Work to complete: Extract the data exactly, missing nothing.

Source records:
++++++

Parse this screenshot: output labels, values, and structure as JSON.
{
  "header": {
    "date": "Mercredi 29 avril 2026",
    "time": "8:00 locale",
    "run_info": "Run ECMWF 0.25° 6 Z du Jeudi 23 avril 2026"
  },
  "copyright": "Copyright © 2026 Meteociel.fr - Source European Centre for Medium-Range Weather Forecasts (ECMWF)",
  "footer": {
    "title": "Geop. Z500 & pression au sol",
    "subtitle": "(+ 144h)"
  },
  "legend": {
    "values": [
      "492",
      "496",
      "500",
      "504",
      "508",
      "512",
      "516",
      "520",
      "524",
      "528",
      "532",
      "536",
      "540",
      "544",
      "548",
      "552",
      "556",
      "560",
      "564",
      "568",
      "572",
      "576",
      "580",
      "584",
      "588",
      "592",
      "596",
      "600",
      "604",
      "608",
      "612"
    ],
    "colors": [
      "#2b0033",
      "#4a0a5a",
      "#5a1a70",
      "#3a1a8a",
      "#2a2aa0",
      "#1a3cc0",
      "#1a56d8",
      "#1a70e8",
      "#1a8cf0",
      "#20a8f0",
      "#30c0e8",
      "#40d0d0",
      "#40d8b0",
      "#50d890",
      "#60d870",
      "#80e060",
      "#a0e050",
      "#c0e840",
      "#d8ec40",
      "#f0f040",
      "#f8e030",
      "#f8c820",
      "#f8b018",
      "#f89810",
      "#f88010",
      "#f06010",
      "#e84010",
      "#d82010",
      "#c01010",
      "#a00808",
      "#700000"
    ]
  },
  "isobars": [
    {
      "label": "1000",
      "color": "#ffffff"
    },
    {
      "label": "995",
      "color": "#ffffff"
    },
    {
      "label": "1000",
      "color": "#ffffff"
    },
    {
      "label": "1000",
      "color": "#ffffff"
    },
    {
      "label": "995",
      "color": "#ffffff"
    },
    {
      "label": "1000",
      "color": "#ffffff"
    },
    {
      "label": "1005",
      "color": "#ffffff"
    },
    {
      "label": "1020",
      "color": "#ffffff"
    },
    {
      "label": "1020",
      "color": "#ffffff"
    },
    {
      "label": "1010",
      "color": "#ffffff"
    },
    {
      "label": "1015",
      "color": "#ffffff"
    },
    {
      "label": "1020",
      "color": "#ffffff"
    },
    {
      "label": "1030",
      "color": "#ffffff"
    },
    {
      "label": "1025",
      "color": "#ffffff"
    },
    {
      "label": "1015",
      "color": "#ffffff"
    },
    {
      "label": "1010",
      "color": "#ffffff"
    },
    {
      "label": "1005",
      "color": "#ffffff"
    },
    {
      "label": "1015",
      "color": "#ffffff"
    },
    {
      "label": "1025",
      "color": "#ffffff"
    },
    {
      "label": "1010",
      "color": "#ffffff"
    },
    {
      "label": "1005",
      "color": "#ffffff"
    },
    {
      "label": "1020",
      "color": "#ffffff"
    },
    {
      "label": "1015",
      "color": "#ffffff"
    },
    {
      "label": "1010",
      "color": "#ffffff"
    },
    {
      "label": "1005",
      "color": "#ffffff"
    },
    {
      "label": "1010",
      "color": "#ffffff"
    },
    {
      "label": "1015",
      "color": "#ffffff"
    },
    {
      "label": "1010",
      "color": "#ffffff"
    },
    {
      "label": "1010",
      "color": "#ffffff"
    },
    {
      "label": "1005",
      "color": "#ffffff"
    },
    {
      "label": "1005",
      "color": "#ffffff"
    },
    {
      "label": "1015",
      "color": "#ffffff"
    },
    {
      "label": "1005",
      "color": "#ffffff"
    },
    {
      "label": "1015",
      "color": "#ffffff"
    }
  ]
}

++++++

Written answer:
Parse this screenshot: output labels, values, and structure as JSON.
{
  "header": {
    "date": "Mercredi 29 avril 2026",
    "time": "8:00 locale",
    "run_info": "Run ECMWF 0.25° 6 Z du Jeudi 23 avril 2026"
  },
  "copyright": "Copyright © 2026 Meteociel.fr - Source European Centre for Medium-Range Weather Forecasts (ECMWF)",
  "footer": {
    "title": "Geop. Z500 & pression au sol",
    "subtitle": "(+ 144h)"
  },
  "legend": {
    "values": [
      "492",
      "496",
      "500",
      "504",
      "508",
      "512",
      "516",
      "520",
      "524",
      "528",
      "532",
      "536",
      "540",
      "544",
      "548",
      "552",
      "556",
      "560",
      "564",
      "568",
      "572",
      "576",
      "580",
      "584",
      "588",
      "592",
      "596",
      "600",
      "604",
      "608",
      "612"
    ],
    "colors": [
      "#2b0033",
      "#4a0a5a",
      "#5a1a70",
      "#3a1a8a",
      "#2a2aa0",
      "#1a3cc0",
      "#1a56d8",
      "#1a70e8",
      "#1a8cf0",
      "#20a8f0",
      "#30c0e8",
      "#40d0d0",
      "#40d8b0",
      "#50d890",
      "#60d870",
      "#80e060",
      "#a0e050",
      "#c0e840",
      "#d8ec40",
      "#f0f040",
      "#f8e030",
      "#f8c820",
      "#f8b018",
      "#f89810",
      "#f88010",
      "#f06010",
      "#e84010",
      "#d82010",
      "#c01010",
      "#a00808",
      "#700000"
    ]
  },
  "isobars": [
    {
      "label": "1000",
      "color": "#ffffff"
    },
    {
      "label": "995",
      "color": "#ffffff"
    },
    {
      "label": "1000",
      "color": "#ffffff"
    },
    {
      "label": "1000",
      "color": "#ffffff"
    },
    {
      "label": "995",
      "color": "#ffffff"
    },
    {
      "label": "1000",
      "color": "#ffffff"
    },
    {
      "label": "1005",
      "color": "#ffffff"
    },
    {
      "label": "1020",
      "color": "#ffffff"
    },
    {
      "label": "1020",
      "color": "#ffffff"
    },
    {
      "label": "1010",
      "color": "#ffffff"
    },
    {
      "label": "1015",
      "color": "#ffffff"
    },
    {
      "label": "1020",
      "color": "#ffffff"
    },
    {
      "label": "1030",
      "color": "#ffffff"
    },
    {
      "label": "1025",
      "color": "#ffffff"
    },
    {
      "label": "1015",
      "color": "#ffffff"
    },
    {
      "label": "1010",
      "color": "#ffffff"
    },
    {
      "label": "1005",
      "color": "#ffffff"
    },
    {
      "label": "1015",
      "color": "#ffffff"
    },
    {
      "label": "1025",
      "color": "#ffffff"
    },
    {
      "label": "1010",
      "color": "#ffffff"
    },
    {
      "label": "1005",
      "color": "#ffffff"
    },
    {
      "label": "1020",
      "color": "#ffffff"
    },
    {
      "label": "1015",
      "color": "#ffffff"
    },
    {
      "label": "1010",
      "color": "#ffffff"
    },
    {
      "label": "1005",
      "color": "#ffffff"
    },
    {
      "label": "1010",
      "color": "#ffffff"
    },
    {
      "label": "1015",
      "color": "#ffffff"
    },
    {
      "label": "1010",
      "color": "#ffffff"
    },
    {
      "label": "1010",
      "color": "#ffffff"
    },
    {
      "label": "1005",
      "color": "#ffffff"
    },
    {
      "label": "1005",
      "color": "#ffffff"
    },
    {
      "label": "1015",
      "color": "#ffffff"
    },
    {
      "label": "1005",
      "color": "#ffffff"
    },
    {
      "label": "1015",
      "color": "#ffffff"
    }
  ]
}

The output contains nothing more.